§ **WORK TO DO**
Reproduce the listing below verbatim.

§ **EXTRACTED INFORMATION**
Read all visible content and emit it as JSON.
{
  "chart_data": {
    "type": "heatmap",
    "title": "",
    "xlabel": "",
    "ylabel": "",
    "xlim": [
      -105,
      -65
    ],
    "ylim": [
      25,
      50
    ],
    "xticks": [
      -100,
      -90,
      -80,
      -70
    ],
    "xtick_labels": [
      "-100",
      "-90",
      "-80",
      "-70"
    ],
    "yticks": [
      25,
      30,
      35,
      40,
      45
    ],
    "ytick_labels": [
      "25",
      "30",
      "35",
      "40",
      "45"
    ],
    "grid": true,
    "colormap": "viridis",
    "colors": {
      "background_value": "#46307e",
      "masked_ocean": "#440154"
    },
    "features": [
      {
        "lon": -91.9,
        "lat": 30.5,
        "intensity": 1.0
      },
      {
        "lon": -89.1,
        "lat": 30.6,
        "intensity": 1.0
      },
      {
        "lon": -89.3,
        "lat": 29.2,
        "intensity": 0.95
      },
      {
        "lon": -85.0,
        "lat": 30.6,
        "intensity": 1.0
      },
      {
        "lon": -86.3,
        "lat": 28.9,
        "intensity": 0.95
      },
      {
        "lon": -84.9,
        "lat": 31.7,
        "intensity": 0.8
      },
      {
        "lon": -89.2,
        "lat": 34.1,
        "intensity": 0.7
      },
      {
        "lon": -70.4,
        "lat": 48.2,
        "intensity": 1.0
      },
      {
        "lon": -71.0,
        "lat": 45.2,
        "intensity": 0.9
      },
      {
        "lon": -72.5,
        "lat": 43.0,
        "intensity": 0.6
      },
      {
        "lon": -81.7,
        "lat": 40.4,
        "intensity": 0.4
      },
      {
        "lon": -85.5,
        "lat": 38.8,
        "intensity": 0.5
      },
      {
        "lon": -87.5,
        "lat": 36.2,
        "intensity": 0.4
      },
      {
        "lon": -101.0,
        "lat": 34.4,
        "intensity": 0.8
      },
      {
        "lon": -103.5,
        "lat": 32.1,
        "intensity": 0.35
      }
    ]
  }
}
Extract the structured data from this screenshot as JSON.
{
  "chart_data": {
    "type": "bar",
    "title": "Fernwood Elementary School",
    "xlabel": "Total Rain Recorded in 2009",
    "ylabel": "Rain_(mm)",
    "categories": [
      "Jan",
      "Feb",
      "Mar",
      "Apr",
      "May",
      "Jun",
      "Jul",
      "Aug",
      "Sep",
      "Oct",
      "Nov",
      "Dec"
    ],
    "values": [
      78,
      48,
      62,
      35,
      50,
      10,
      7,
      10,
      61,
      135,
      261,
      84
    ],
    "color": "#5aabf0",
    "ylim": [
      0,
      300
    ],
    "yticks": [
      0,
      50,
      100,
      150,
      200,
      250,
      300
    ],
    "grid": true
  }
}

§ **RESULT OF THIS TASK**
Read all visible content and emit it as JSON.
{
  "chart_data": {
    "type": "heatmap",
    "title": "",
    "xlabel": "",
    "ylabel": "",
    "xlim": [
      -105,
      -65
    ],
    "ylim": [
      25,
      50
    ],
    "xticks": [
      -100,
      -90,
      -80,
      -70
    ],
    "xtick_labels": [
      "-100",
      "-90",
      "-80",
      "-70"
    ],
    "yticks": [
      25,
      30,
      35,
      40,
      45
    ],
    "ytick_labels": [
      "25",
      "30",
      "35",
      "40",
      "45"
    ],
    "grid": true,
    "colormap": "viridis",
    "colors": {
      "background_value": "#46307e",
      "masked_ocean": "#440154"
    },
    "features": [
      {
        "lon": -91.9,
        "lat": 30.5,
        "intensity": 1.0
      },
      {
        "lon": -89.1,
        "lat": 30.6,
        "intensity": 1.0
      },
      {
        "lon": -89.3,
        "lat": 29.2,
        "intensity": 0.95
      },
      {
        "lon": -85.0,
        "lat": 30.6,
        "intensity": 1.0
      },
      {
        "lon": -86.3,
        "lat": 28.9,
        "intensity": 0.95
      },
      {
        "lon": -84.9,
        "lat": 31.7,
        "intensity": 0.8
      },
      {
        "lon": -89.2,
        "lat": 34.1,
        "intensity": 0.7
      },
      {
        "lon": -70.4,
        "lat": 48.2,
        "intensity": 1.0
      },
      {
        "lon": -71.0,
        "lat": 45.2,
        "intensity": 0.9
      },
      {
        "lon": -72.5,
        "lat": 43.0,
        "intensity": 0.6
      },
      {
        "lon": -81.7,
        "lat": 40.4,
        "intensity": 0.4
      },
      {
        "lon": -85.5,
        "lat": 38.8,
        "intensity": 0.5
      },
      {
        "lon": -87.5,
        "lat": 36.2,
        "intensity": 0.4
      },
      {
        "lon": -101.0,
        "lat": 34.4,
        "intensity": 0.8
      },
      {
        "lon": -103.5,
        "lat": 32.1,
        "intensity": 0.35
      }
    ]
  }
}
Extract the structured data from this screenshot as JSON.
{
  "chart_data": {
    "type": "bar",
    "title": "Fernwood Elementary School",
    "xlabel": "Total Rain Recorded in 2009",
    "ylabel": "Rain_(mm)",
    "categories": [
      "Jan",
      "Feb",
      "Mar",
      "Apr",
      "May",
      "Jun",
      "Jul",
      "Aug",
      "Sep",
      "Oct",
      "Nov",
      "Dec"
    ],
    "values": [
      78,
      48,
      62,
      35,
      50,
      10,
      7,
      10,
      61,
      135,
      261,
      84
    ],
    "color": "#5aabf0",
    "ylim": [
      0,
      300
    ],
    "yticks": [
      0,
      50,
      100,
      150,
      200,
      250,
      300
    ],
    "grid": true
  }
}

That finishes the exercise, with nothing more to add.